**Aim of the task:** Go through the records underneath and write each one out again exactly.
——
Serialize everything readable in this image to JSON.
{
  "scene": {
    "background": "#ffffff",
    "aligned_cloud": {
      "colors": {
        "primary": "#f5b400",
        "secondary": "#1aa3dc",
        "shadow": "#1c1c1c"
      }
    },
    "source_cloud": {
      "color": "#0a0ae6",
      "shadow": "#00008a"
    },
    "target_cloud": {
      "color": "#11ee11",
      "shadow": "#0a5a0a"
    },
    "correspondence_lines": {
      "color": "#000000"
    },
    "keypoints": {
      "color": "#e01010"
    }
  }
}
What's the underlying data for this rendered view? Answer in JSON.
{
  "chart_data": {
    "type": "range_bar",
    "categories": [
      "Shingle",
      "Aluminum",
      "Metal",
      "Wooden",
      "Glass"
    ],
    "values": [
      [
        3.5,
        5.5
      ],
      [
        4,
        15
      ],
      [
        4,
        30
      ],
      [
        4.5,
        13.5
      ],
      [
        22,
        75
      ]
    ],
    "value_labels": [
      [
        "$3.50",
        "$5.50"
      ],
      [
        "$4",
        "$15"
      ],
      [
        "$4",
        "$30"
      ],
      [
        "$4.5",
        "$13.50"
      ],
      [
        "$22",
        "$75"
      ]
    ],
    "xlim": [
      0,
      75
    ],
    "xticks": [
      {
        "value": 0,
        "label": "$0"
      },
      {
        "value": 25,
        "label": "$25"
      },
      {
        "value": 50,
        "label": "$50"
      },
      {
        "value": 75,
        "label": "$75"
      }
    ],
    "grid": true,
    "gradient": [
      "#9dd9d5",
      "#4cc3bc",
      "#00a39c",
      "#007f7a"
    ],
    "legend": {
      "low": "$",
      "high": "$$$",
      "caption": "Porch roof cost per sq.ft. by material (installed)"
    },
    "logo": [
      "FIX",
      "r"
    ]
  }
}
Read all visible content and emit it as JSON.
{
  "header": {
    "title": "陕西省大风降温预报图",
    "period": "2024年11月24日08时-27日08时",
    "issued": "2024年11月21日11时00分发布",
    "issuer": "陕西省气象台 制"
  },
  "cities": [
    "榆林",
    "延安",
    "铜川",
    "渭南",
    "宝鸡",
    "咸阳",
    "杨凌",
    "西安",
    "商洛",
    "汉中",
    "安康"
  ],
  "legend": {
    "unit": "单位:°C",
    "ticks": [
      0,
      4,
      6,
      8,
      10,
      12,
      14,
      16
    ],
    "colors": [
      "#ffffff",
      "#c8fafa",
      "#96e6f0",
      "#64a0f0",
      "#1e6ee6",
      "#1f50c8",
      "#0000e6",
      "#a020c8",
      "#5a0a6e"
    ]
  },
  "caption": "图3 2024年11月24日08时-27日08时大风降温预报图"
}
——
**Response for this exercise:**
Serialize everything readable in this image to JSON.
{
  "scene": {
    "background": "#ffffff",
    "aligned_cloud": {
      "colors": {
        "primary": "#f5b400",
        "secondary": "#1aa3dc",
        "shadow": "#1c1c1c"
      }
    },
    "source_cloud": {
      "color": "#0a0ae6",
      "shadow": "#00008a"
    },
    "target_cloud": {
      "color": "#11ee11",
      "shadow": "#0a5a0a"
    },
    "correspondence_lines": {
      "color": "#000000"
    },
    "keypoints": {
      "color": "#e01010"
    }
  }
}
What's the underlying data for this rendered view? Answer in JSON.
{
  "chart_data": {
    "type": "range_bar",
    "categories": [
      "Shingle",
      "Aluminum",
      "Metal",
      "Wooden",
      "Glass"
    ],
    "values": [
      [
        3.5,
        5.5
      ],
      [
        4,
        15
      ],
      [
        4,
        30
      ],
      [
        4.5,
        13.5
      ],
      [
        22,
        75
      ]
    ],
    "value_labels": [
      [
        "$3.50",
        "$5.50"
      ],
      [
        "$4",
        "$15"
      ],
      [
        "$4",
        "$30"
      ],
      [
        "$4.5",
        "$13.50"
      ],
      [
        "$22",
        "$75"
      ]
    ],
    "xlim": [
      0,
      75
    ],
    "xticks": [
      {
        "value": 0,
        "label": "$0"
      },
      {
        "value": 25,
        "label": "$25"
      },
      {
        "value": 50,
        "label": "$50"
      },
      {
        "value": 75,
        "label": "$75"
      }
    ],
    "grid": true,
    "gradient": [
      "#9dd9d5",
      "#4cc3bc",
      "#00a39c",
      "#007f7a"
    ],
    "legend": {
      "low": "$",
      "high": "$$$",
      "caption": "Porch roof cost per sq.ft. by material (installed)"
    },
    "logo": [
      "FIX",
      "r"
    ]
  }
}
Read all visible content and emit it as JSON.
{
  "header": {
    "title": "陕西省大风降温预报图",
    "period": "2024年11月24日08时-27日08时",
    "issued": "2024年11月21日11时00分发布",
    "issuer": "陕西省气象台 制"
  },
  "cities": [
    "榆林",
    "延安",
    "铜川",
    "渭南",
    "宝鸡",
    "咸阳",
    "杨凌",
    "西安",
    "商洛",
    "汉中",
    "安康"
  ],
  "legend": {
    "unit": "单位:°C",
    "ticks": [
      0,
      4,
      6,
      8,
      10,
      12,
      14,
      16
    ],
    "colors": [
      "#ffffff",
      "#c8fafa",
      "#96e6f0",
      "#64a0f0",
      "#1e6ee6",
      "#1f50c8",
      "#0000e6",
      "#a020c8",
      "#5a0a6e"
    ]
  },
  "caption": "图3 2024年11月24日08时-27日08时大风降温预报图"
}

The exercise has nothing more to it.